%%

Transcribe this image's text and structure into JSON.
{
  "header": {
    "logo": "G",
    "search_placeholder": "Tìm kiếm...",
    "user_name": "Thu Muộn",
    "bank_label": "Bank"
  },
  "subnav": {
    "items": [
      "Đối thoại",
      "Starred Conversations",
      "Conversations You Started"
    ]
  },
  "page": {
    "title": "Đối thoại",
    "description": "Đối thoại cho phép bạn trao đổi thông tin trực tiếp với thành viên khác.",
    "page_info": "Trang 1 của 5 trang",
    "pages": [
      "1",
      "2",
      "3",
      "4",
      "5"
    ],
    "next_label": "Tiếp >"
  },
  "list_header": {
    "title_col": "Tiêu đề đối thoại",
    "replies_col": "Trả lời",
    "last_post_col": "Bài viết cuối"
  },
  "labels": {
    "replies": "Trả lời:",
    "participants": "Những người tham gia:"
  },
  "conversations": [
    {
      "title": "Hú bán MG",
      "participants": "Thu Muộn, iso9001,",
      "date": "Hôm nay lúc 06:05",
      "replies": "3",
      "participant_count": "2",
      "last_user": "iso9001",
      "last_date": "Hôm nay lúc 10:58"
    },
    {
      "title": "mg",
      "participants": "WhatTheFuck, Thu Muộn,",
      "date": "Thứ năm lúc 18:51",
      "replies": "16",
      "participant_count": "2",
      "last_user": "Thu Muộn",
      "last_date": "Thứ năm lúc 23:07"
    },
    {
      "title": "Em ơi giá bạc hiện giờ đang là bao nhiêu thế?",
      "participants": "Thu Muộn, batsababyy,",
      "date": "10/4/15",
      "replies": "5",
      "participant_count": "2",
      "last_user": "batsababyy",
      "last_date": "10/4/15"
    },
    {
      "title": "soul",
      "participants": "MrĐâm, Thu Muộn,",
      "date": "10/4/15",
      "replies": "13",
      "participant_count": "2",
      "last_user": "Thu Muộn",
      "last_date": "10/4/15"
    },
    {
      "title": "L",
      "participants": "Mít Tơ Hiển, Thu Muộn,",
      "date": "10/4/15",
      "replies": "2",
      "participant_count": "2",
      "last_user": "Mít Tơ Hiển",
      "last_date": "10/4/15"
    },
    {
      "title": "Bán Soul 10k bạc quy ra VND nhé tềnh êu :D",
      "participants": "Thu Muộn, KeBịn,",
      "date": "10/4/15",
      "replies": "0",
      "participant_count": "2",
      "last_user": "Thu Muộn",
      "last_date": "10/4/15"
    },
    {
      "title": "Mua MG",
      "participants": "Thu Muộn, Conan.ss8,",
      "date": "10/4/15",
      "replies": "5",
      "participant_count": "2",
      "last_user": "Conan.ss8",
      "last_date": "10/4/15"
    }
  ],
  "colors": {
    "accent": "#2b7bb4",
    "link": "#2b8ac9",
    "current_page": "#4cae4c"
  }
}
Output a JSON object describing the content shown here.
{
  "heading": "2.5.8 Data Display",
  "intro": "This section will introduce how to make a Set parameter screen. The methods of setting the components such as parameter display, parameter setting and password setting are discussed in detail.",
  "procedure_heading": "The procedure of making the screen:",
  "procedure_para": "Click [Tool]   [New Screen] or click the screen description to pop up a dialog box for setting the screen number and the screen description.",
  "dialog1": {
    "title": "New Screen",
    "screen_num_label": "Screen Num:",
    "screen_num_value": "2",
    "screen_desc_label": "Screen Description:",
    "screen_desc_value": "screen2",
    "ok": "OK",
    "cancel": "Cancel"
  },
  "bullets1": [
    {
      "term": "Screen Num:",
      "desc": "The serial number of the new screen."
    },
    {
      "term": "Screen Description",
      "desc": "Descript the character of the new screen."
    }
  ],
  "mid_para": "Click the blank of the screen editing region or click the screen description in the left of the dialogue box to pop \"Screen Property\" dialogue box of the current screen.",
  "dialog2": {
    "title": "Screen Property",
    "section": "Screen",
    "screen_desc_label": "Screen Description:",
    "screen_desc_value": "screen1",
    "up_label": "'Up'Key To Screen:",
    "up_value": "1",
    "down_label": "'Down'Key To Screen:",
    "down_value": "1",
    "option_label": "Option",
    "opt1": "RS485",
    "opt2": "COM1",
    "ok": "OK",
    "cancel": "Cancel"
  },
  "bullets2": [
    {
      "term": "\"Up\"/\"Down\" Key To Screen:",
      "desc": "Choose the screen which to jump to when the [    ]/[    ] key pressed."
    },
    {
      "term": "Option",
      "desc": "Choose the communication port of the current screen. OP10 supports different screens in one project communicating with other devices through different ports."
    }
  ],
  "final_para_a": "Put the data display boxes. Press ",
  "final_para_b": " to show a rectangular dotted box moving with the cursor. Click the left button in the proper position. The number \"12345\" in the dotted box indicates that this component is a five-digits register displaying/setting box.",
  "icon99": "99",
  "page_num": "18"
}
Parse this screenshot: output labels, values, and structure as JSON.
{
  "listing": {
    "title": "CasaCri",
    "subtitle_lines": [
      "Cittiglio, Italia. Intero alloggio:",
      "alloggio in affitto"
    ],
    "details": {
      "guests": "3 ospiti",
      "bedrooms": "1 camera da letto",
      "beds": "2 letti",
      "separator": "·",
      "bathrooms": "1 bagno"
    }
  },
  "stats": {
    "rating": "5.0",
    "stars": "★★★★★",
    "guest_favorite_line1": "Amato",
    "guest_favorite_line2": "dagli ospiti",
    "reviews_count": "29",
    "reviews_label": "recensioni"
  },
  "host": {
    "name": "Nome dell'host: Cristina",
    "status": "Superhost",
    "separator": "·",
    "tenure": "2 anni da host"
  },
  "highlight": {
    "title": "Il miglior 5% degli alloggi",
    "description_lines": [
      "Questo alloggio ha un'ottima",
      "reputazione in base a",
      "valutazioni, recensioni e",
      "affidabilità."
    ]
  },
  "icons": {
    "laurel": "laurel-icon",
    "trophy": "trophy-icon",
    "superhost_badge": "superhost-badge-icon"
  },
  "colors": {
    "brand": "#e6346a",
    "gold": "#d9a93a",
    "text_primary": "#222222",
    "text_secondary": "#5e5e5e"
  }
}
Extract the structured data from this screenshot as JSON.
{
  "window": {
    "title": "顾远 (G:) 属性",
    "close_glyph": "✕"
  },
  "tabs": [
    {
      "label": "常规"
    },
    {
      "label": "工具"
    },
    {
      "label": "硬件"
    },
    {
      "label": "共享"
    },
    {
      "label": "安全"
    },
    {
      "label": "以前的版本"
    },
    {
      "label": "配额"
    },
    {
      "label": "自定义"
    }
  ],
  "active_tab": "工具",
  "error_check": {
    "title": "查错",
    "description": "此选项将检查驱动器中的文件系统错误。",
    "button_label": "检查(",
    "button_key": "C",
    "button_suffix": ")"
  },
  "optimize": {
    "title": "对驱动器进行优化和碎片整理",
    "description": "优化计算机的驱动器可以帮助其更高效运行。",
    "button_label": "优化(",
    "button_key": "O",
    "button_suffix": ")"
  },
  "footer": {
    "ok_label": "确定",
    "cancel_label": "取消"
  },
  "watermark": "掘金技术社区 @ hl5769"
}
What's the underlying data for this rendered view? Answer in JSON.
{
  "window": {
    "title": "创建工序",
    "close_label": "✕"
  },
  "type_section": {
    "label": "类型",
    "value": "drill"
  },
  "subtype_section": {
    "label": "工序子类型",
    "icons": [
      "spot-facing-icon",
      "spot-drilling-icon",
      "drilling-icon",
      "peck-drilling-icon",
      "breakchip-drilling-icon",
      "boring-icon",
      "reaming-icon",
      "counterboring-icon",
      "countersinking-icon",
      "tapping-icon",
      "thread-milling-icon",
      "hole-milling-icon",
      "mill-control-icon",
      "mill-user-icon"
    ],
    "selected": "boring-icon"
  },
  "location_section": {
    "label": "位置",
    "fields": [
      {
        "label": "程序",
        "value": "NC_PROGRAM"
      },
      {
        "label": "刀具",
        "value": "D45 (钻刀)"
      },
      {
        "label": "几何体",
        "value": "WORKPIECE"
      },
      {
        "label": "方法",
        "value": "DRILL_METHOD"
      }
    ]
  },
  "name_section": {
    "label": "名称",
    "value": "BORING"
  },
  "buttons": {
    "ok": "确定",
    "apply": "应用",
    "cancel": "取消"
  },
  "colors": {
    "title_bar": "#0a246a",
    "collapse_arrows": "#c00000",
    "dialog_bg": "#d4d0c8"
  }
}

%%

The task:
Starting at the line that contains "What's the underlying", copy each line exactly through the end of the listing above. Include that first line and the last one, and add nothing.

Finished task:
What's the underlying data for this rendered view? Answer in JSON.
{
  "window": {
    "title": "创建工序",
    "close_label": "✕"
  },
  "type_section": {
    "label": "类型",
    "value": "drill"
  },
  "subtype_section": {
    "label": "工序子类型",
    "icons": [
      "spot-facing-icon",
      "spot-drilling-icon",
      "drilling-icon",
      "peck-drilling-icon",
      "breakchip-drilling-icon",
      "boring-icon",
      "reaming-icon",
      "counterboring-icon",
      "countersinking-icon",
      "tapping-icon",
      "thread-milling-icon",
      "hole-milling-icon",
      "mill-control-icon",
      "mill-user-icon"
    ],
    "selected": "boring-icon"
  },
  "location_section": {
    "label": "位置",
    "fields": [
      {
        "label": "程序",
        "value": "NC_PROGRAM"
      },
      {
        "label": "刀具",
        "value": "D45 (钻刀)"
      },
      {
        "label": "几何体",
        "value": "WORKPIECE"
      },
      {
        "label": "方法",
        "value": "DRILL_METHOD"
      }
    ]
  },
  "name_section": {
    "label": "名称",
    "value": "BORING"
  },
  "buttons": {
    "ok": "确定",
    "apply": "应用",
    "cancel": "取消"
  },
  "colors": {
    "title_bar": "#0a246a",
    "collapse_arrows": "#c00000",
    "dialog_bg": "#d4d0c8"
  }
}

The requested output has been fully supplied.